::: Record list :::

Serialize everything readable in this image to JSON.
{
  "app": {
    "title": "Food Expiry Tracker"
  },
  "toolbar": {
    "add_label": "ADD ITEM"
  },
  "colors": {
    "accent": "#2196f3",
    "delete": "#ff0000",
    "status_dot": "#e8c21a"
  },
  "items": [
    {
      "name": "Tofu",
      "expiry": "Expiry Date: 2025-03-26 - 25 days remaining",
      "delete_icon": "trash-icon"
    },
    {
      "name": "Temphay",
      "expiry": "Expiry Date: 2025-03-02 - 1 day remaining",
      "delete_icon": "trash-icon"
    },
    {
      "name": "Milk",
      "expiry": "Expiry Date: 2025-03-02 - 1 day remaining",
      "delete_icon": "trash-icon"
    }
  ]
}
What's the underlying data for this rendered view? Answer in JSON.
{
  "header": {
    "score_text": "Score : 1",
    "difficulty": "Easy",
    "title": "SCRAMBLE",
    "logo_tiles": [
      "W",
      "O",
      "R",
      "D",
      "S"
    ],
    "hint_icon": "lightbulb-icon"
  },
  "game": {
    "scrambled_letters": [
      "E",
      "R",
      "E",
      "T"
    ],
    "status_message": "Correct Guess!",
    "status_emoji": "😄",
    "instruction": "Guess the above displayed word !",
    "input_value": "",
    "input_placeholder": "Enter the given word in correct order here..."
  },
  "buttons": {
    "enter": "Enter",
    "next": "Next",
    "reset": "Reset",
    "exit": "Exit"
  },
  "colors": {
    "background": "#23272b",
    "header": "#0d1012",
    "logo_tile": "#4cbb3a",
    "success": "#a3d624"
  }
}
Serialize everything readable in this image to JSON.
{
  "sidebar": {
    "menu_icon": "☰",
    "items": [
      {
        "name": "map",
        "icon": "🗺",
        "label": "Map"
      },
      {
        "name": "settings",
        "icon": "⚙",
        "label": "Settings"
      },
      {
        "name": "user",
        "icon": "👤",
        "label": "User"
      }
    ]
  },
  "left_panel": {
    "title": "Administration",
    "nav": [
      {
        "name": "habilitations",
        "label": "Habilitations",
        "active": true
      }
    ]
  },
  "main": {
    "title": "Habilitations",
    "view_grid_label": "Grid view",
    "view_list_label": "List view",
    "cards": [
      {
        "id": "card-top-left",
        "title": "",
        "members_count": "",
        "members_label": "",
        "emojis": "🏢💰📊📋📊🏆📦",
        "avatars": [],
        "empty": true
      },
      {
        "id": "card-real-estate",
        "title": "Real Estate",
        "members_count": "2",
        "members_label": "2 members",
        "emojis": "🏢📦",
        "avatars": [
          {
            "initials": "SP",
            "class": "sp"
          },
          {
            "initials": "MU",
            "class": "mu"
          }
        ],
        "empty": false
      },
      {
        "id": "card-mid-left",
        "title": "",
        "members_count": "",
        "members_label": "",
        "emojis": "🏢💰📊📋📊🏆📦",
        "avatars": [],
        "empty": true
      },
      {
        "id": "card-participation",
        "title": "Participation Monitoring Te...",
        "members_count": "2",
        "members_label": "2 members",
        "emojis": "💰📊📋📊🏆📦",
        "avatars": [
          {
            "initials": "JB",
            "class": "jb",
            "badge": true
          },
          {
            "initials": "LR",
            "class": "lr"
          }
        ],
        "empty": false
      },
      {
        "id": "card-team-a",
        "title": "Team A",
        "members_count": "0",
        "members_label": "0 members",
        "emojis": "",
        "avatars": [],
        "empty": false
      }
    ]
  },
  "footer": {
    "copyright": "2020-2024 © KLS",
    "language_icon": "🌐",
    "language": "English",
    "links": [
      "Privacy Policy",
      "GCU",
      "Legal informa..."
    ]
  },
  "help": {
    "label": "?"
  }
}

:::

Aim: The listing above must be transcribed exactly, line by line.

Answer to this task:
Serialize everything readable in this image to JSON.
{
  "app": {
    "title": "Food Expiry Tracker"
  },
  "toolbar": {
    "add_label": "ADD ITEM"
  },
  "colors": {
    "accent": "#2196f3",
    "delete": "#ff0000",
    "status_dot": "#e8c21a"
  },
  "items": [
    {
      "name": "Tofu",
      "expiry": "Expiry Date: 2025-03-26 - 25 days remaining",
      "delete_icon": "trash-icon"
    },
    {
      "name": "Temphay",
      "expiry": "Expiry Date: 2025-03-02 - 1 day remaining",
      "delete_icon": "trash-icon"
    },
    {
      "name": "Milk",
      "expiry": "Expiry Date: 2025-03-02 - 1 day remaining",
      "delete_icon": "trash-icon"
    }
  ]
}
What's the underlying data for this rendered view? Answer in JSON.
{
  "header": {
    "score_text": "Score : 1",
    "difficulty": "Easy",
    "title": "SCRAMBLE",
    "logo_tiles": [
      "W",
      "O",
      "R",
      "D",
      "S"
    ],
    "hint_icon": "lightbulb-icon"
  },
  "game": {
    "scrambled_letters": [
      "E",
      "R",
      "E",
      "T"
    ],
    "status_message": "Correct Guess!",
    "status_emoji": "😄",
    "instruction": "Guess the above displayed word !",
    "input_value": "",
    "input_placeholder": "Enter the given word in correct order here..."
  },
  "buttons": {
    "enter": "Enter",
    "next": "Next",
    "reset": "Reset",
    "exit": "Exit"
  },
  "colors": {
    "background": "#23272b",
    "header": "#0d1012",
    "logo_tile": "#4cbb3a",
    "success": "#a3d624"
  }
}
Serialize everything readable in this image to JSON.
{
  "sidebar": {
    "menu_icon": "☰",
    "items": [
      {
        "name": "map",
        "icon": "🗺",
        "label": "Map"
      },
      {
        "name": "settings",
        "icon": "⚙",
        "label": "Settings"
      },
      {
        "name": "user",
        "icon": "👤",
        "label": "User"
      }
    ]
  },
  "left_panel": {
    "title": "Administration",
    "nav": [
      {
        "name": "habilitations",
        "label": "Habilitations",
        "active": true
      }
    ]
  },
  "main": {
    "title": "Habilitations",
    "view_grid_label": "Grid view",
    "view_list_label": "List view",
    "cards": [
      {
        "id": "card-top-left",
        "title": "",
        "members_count": "",
        "members_label": "",
        "emojis": "🏢💰📊📋📊🏆📦",
        "avatars": [],
        "empty": true
      },
      {
        "id": "card-real-estate",
        "title": "Real Estate",
        "members_count": "2",
        "members_label": "2 members",
        "emojis": "🏢📦",
        "avatars": [
          {
            "initials": "SP",
            "class": "sp"
          },
          {
            "initials": "MU",
            "class": "mu"
          }
        ],
        "empty": false
      },
      {
        "id": "card-mid-left",
        "title": "",
        "members_count": "",
        "members_label": "",
        "emojis": "🏢💰📊📋📊🏆📦",
        "avatars": [],
        "empty": true
      },
      {
        "id": "card-participation",
        "title": "Participation Monitoring Te...",
        "members_count": "2",
        "members_label": "2 members",
        "emojis": "💰📊📋📊🏆📦",
        "avatars": [
          {
            "initials": "JB",
            "class": "jb",
            "badge": true
          },
          {
            "initials": "LR",
            "class": "lr"
          }
        ],
        "empty": false
      },
      {
        "id": "card-team-a",
        "title": "Team A",
        "members_count": "0",
        "members_label": "0 members",
        "emojis": "",
        "avatars": [],
        "empty": false
      }
    ]
  },
  "footer": {
    "copyright": "2020-2024 © KLS",
    "language_icon": "🌐",
    "language": "English",
    "links": [
      "Privacy Policy",
      "GCU",
      "Legal informa..."
    ]
  },
  "help": {
    "label": "?"
  }
}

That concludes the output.